Figure data in JSON:
■ ■ ■ ■

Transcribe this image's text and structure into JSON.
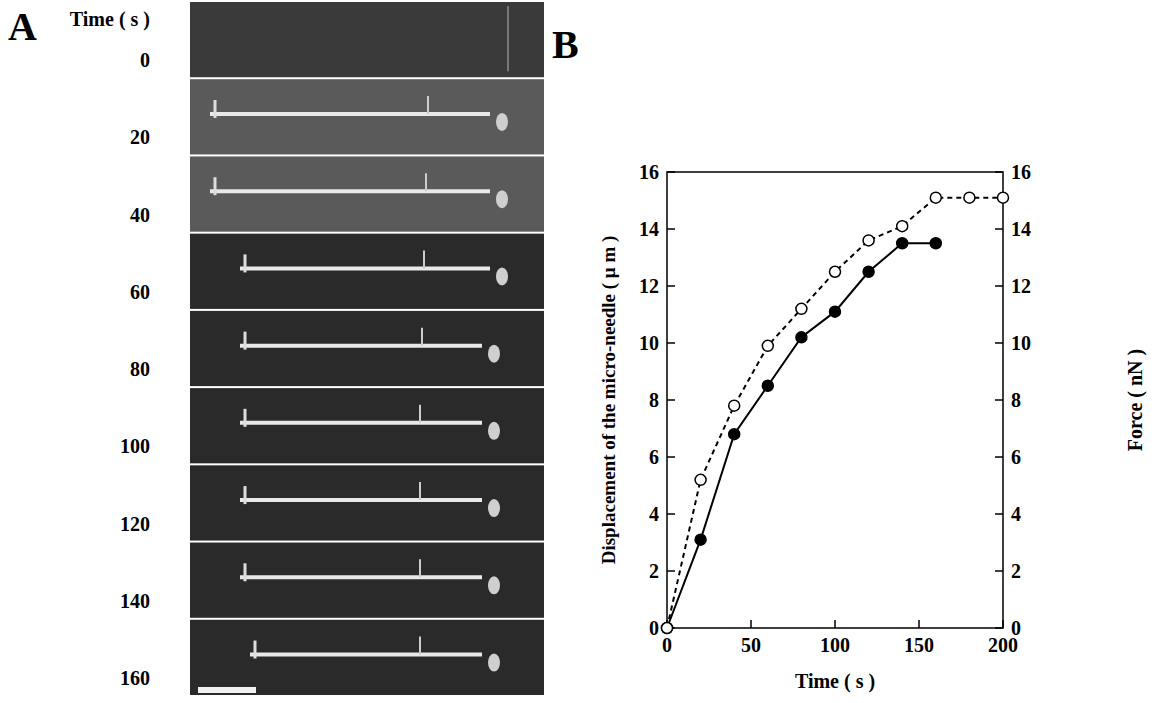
{
  "figure": {
    "panel_labels": [
      "A",
      "B"
    ]
  },
  "image_panel": {
    "header": "Time ( s )",
    "times": [
      0,
      20,
      40,
      60,
      80,
      100,
      120,
      140,
      160
    ]
  },
  "chart_data": {
    "type": "line",
    "x_label": "Time ( s )",
    "y_label": "Displacement of the micro-needle ( μ m )",
    "y2_label": "Force ( nN )",
    "xlim": [
      0,
      200
    ],
    "xticks": [
      0,
      50,
      100,
      150,
      200
    ],
    "ylim": [
      0,
      16
    ],
    "yticks": [
      0,
      2,
      4,
      6,
      8,
      10,
      12,
      14,
      16
    ],
    "y2lim": [
      0,
      16
    ],
    "y2ticks": [
      0,
      2,
      4,
      6,
      8,
      10,
      12,
      14,
      16
    ],
    "grid": false,
    "series": [
      {
        "color": "#000000",
        "marker": "filled-circle",
        "line_style": "solid",
        "x": [
          0,
          20,
          40,
          60,
          80,
          100,
          120,
          140,
          160
        ],
        "values": [
          0,
          3.1,
          6.8,
          8.5,
          10.2,
          11.1,
          12.5,
          13.5,
          13.5
        ]
      },
      {
        "color": "#000000",
        "marker": "open-circle",
        "line_style": "dashed",
        "axis": "y2",
        "x": [
          0,
          20,
          40,
          60,
          80,
          100,
          120,
          140,
          160,
          180,
          200
        ],
        "values": [
          0,
          5.2,
          7.8,
          9.9,
          11.2,
          12.5,
          13.6,
          14.1,
          15.1,
          15.1,
          15.1
        ]
      }
    ]
  }
}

■ ■ ■ ■

_Aim of the task_:
Collect the lines that hold "circle".

_Result_:
        "marker": "filled-circle",
        "marker": "open-circle",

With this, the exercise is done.